[Raw records]
-=-=-=-=-

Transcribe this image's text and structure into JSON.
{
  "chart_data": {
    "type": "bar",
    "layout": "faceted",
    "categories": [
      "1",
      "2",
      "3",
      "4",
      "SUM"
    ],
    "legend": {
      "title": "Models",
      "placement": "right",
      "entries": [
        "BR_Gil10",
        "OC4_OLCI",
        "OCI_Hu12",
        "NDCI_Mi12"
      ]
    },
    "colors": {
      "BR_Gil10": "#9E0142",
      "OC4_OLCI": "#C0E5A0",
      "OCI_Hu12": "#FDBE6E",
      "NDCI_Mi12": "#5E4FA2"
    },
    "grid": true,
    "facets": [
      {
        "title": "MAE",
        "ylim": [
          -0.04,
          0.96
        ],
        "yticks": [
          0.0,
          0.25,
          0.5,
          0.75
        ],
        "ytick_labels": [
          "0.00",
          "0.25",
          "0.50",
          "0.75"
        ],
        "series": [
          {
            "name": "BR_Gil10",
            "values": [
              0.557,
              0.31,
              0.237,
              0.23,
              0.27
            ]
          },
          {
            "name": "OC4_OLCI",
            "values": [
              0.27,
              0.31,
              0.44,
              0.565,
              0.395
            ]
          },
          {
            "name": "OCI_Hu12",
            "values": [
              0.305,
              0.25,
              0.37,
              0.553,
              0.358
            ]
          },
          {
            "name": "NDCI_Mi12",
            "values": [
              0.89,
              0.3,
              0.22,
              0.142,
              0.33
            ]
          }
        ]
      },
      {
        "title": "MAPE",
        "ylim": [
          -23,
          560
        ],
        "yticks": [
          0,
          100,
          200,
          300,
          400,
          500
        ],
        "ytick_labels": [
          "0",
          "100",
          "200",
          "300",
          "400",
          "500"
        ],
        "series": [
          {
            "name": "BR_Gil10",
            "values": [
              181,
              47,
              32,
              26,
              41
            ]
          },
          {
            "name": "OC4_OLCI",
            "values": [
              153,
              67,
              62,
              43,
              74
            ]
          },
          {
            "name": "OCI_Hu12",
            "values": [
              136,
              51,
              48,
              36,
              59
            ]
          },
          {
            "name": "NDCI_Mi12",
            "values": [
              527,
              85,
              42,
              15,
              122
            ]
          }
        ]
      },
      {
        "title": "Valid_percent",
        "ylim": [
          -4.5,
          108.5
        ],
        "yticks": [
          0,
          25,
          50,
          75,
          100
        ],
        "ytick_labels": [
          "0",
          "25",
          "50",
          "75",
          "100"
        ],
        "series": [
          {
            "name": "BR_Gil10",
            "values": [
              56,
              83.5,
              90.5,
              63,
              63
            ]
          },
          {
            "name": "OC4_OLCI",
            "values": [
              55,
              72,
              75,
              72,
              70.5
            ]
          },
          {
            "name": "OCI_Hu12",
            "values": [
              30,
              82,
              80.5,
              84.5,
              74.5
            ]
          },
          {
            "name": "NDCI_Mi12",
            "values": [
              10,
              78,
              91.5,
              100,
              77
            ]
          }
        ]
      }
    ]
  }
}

-=-=-=-=-

- [Exercise directions]
Transcribe all the entries, keeping each one exactly as it is.

- [Answer]
Transcribe this image's text and structure into JSON.
{
  "chart_data": {
    "type": "bar",
    "layout": "faceted",
    "categories": [
      "1",
      "2",
      "3",
      "4",
      "SUM"
    ],
    "legend": {
      "title": "Models",
      "placement": "right",
      "entries": [
        "BR_Gil10",
        "OC4_OLCI",
        "OCI_Hu12",
        "NDCI_Mi12"
      ]
    },
    "colors": {
      "BR_Gil10": "#9E0142",
      "OC4_OLCI": "#C0E5A0",
      "OCI_Hu12": "#FDBE6E",
      "NDCI_Mi12": "#5E4FA2"
    },
    "grid": true,
    "facets": [
      {
        "title": "MAE",
        "ylim": [
          -0.04,
          0.96
        ],
        "yticks": [
          0.0,
          0.25,
          0.5,
          0.75
        ],
        "ytick_labels": [
          "0.00",
          "0.25",
          "0.50",
          "0.75"
        ],
        "series": [
          {
            "name": "BR_Gil10",
            "values": [
              0.557,
              0.31,
              0.237,
              0.23,
              0.27
            ]
          },
          {
            "name": "OC4_OLCI",
            "values": [
              0.27,
              0.31,
              0.44,
              0.565,
              0.395
            ]
          },
          {
            "name": "OCI_Hu12",
            "values": [
              0.305,
              0.25,
              0.37,
              0.553,
              0.358
            ]
          },
          {
            "name": "NDCI_Mi12",
            "values": [
              0.89,
              0.3,
              0.22,
              0.142,
              0.33
            ]
          }
        ]
      },
      {
        "title": "MAPE",
        "ylim": [
          -23,
          560
        ],
        "yticks": [
          0,
          100,
          200,
          300,
          400,
          500
        ],
        "ytick_labels": [
          "0",
          "100",
          "200",
          "300",
          "400",
          "500"
        ],
        "series": [
          {
            "name": "BR_Gil10",
            "values": [
              181,
              47,
              32,
              26,
              41
            ]
          },
          {
            "name": "OC4_OLCI",
            "values": [
              153,
              67,
              62,
              43,
              74
            ]
          },
          {
            "name": "OCI_Hu12",
            "values": [
              136,
              51,
              48,
              36,
              59
            ]
          },
          {
            "name": "NDCI_Mi12",
            "values": [
              527,
              85,
              42,
              15,
              122
            ]
          }
        ]
      },
      {
        "title": "Valid_percent",
        "ylim": [
          -4.5,
          108.5
        ],
        "yticks": [
          0,
          25,
          50,
          75,
          100
        ],
        "ytick_labels": [
          "0",
          "25",
          "50",
          "75",
          "100"
        ],
        "series": [
          {
            "name": "BR_Gil10",
            "values": [
              56,
              83.5,
              90.5,
              63,
              63
            ]
          },
          {
            "name": "OC4_OLCI",
            "values": [
              55,
              72,
              75,
              72,
              70.5
            ]
          },
          {
            "name": "OCI_Hu12",
            "values": [
              30,
              82,
              80.5,
              84.5,
              74.5
            ]
          },
          {
            "name": "NDCI_Mi12",
            "values": [
              10,
              78,
              91.5,
              100,
              77
            ]
          }
        ]
      }
    ]
  }
}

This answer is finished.